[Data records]
------------------------------------
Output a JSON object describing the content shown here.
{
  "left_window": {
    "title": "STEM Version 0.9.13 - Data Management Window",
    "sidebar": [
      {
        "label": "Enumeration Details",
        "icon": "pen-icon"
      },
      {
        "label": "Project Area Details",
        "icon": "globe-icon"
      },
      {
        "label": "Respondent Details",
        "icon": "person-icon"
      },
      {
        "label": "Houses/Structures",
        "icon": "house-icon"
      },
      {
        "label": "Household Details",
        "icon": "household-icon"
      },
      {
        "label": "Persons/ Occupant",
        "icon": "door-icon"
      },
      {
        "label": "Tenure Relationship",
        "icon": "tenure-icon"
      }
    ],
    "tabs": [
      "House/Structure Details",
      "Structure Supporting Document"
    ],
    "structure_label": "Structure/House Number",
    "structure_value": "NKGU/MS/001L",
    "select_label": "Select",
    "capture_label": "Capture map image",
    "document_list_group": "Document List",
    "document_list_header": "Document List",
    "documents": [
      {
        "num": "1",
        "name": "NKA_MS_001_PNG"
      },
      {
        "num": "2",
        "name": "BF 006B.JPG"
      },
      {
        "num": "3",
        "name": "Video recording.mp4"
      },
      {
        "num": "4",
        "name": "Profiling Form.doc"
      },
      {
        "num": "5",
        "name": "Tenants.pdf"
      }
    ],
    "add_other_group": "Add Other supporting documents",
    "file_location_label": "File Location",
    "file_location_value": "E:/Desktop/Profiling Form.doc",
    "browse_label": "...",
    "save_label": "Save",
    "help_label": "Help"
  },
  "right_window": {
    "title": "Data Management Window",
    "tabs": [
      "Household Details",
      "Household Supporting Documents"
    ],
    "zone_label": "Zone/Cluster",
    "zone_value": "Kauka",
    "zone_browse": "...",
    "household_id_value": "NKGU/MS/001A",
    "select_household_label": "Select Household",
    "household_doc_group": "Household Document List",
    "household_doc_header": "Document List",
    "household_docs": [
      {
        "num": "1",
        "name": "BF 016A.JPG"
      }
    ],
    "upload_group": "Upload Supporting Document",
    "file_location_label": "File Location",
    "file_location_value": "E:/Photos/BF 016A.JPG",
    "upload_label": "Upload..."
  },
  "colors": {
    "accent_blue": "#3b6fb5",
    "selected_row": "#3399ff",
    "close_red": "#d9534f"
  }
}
------------------------------------
Aim: Reproduce all the data word for word.

Response below:
Output a JSON object describing the content shown here.
{
  "left_window": {
    "title": "STEM Version 0.9.13 - Data Management Window",
    "sidebar": [
      {
        "label": "Enumeration Details",
        "icon": "pen-icon"
      },
      {
        "label": "Project Area Details",
        "icon": "globe-icon"
      },
      {
        "label": "Respondent Details",
        "icon": "person-icon"
      },
      {
        "label": "Houses/Structures",
        "icon": "house-icon"
      },
      {
        "label": "Household Details",
        "icon": "household-icon"
      },
      {
        "label": "Persons/ Occupant",
        "icon": "door-icon"
      },
      {
        "label": "Tenure Relationship",
        "icon": "tenure-icon"
      }
    ],
    "tabs": [
      "House/Structure Details",
      "Structure Supporting Document"
    ],
    "structure_label": "Structure/House Number",
    "structure_value": "NKGU/MS/001L",
    "select_label": "Select",
    "capture_label": "Capture map image",
    "document_list_group": "Document List",
    "document_list_header": "Document List",
    "documents": [
      {
        "num": "1",
        "name": "NKA_MS_001_PNG"
      },
      {
        "num": "2",
        "name": "BF 006B.JPG"
      },
      {
        "num": "3",
        "name": "Video recording.mp4"
      },
      {
        "num": "4",
        "name": "Profiling Form.doc"
      },
      {
        "num": "5",
        "name": "Tenants.pdf"
      }
    ],
    "add_other_group": "Add Other supporting documents",
    "file_location_label": "File Location",
    "file_location_value": "E:/Desktop/Profiling Form.doc",
    "browse_label": "...",
    "save_label": "Save",
    "help_label": "Help"
  },
  "right_window": {
    "title": "Data Management Window",
    "tabs": [
      "Household Details",
      "Household Supporting Documents"
    ],
    "zone_label": "Zone/Cluster",
    "zone_value": "Kauka",
    "zone_browse": "...",
    "household_id_value": "NKGU/MS/001A",
    "select_household_label": "Select Household",
    "household_doc_group": "Household Document List",
    "household_doc_header": "Document List",
    "household_docs": [
      {
        "num": "1",
        "name": "BF 016A.JPG"
      }
    ],
    "upload_group": "Upload Supporting Document",
    "file_location_label": "File Location",
    "file_location_value": "E:/Photos/BF 016A.JPG",
    "upload_label": "Upload..."
  },
  "colors": {
    "accent_blue": "#3b6fb5",
    "selected_row": "#3399ff",
    "close_red": "#d9534f"
  }
}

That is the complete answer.